- **TASK PROMPT**
In the listing below, locate the lines that hold "faire" and copy them.

Part of a data file:
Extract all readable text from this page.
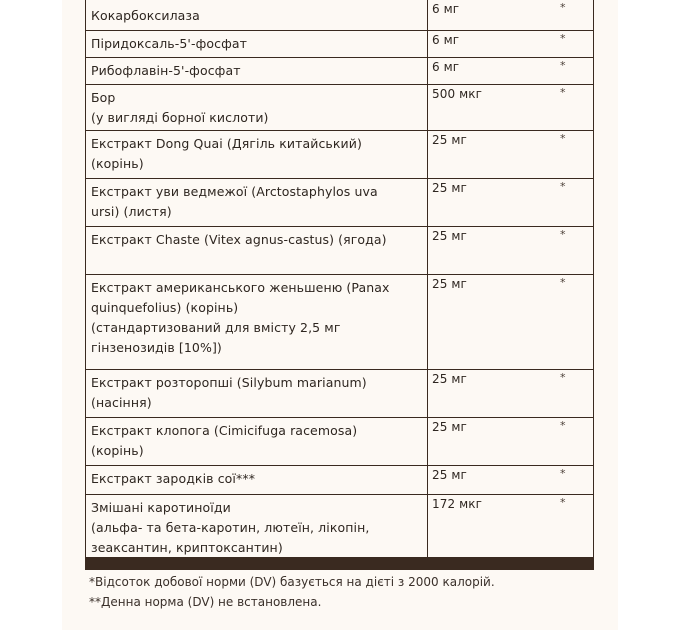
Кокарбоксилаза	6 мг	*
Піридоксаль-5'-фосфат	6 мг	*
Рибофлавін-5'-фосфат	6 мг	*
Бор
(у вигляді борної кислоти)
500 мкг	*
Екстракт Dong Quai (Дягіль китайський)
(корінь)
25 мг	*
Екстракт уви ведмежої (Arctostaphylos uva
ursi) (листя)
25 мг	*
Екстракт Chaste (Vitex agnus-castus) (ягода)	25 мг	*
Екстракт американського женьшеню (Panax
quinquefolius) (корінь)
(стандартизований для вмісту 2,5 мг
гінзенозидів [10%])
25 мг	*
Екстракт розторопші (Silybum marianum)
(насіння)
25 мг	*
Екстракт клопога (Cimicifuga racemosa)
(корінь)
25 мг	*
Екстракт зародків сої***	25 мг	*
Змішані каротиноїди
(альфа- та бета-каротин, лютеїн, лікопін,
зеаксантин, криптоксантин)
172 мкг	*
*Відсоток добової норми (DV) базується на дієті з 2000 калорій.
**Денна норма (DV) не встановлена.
* * *
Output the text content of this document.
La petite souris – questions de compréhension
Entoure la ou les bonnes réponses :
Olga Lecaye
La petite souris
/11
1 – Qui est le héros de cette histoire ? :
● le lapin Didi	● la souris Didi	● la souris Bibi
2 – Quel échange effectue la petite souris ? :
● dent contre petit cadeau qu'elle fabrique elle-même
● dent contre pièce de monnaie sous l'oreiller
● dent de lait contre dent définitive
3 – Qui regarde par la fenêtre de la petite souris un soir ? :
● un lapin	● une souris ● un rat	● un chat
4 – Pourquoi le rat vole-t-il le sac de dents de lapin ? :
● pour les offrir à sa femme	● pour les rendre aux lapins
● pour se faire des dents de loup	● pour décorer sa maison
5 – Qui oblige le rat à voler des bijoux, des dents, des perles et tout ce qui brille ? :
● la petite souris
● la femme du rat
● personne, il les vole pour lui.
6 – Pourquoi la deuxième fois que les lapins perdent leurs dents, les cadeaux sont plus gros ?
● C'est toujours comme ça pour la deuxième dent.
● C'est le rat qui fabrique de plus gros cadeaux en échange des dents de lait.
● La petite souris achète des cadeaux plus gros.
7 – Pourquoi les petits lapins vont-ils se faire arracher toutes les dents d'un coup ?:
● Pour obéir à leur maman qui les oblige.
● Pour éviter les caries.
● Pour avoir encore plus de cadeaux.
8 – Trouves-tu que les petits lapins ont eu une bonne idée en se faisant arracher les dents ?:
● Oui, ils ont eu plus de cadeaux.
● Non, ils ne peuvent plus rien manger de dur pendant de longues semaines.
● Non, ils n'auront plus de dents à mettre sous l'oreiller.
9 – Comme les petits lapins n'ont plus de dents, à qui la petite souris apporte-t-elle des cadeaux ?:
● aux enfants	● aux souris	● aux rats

- **RESULT OF THE EXERCISE**
● pour se faire des dents de loup	● pour décorer sa maison
7 – Pourquoi les petits lapins vont-ils se faire arracher toutes les dents d'un coup ?:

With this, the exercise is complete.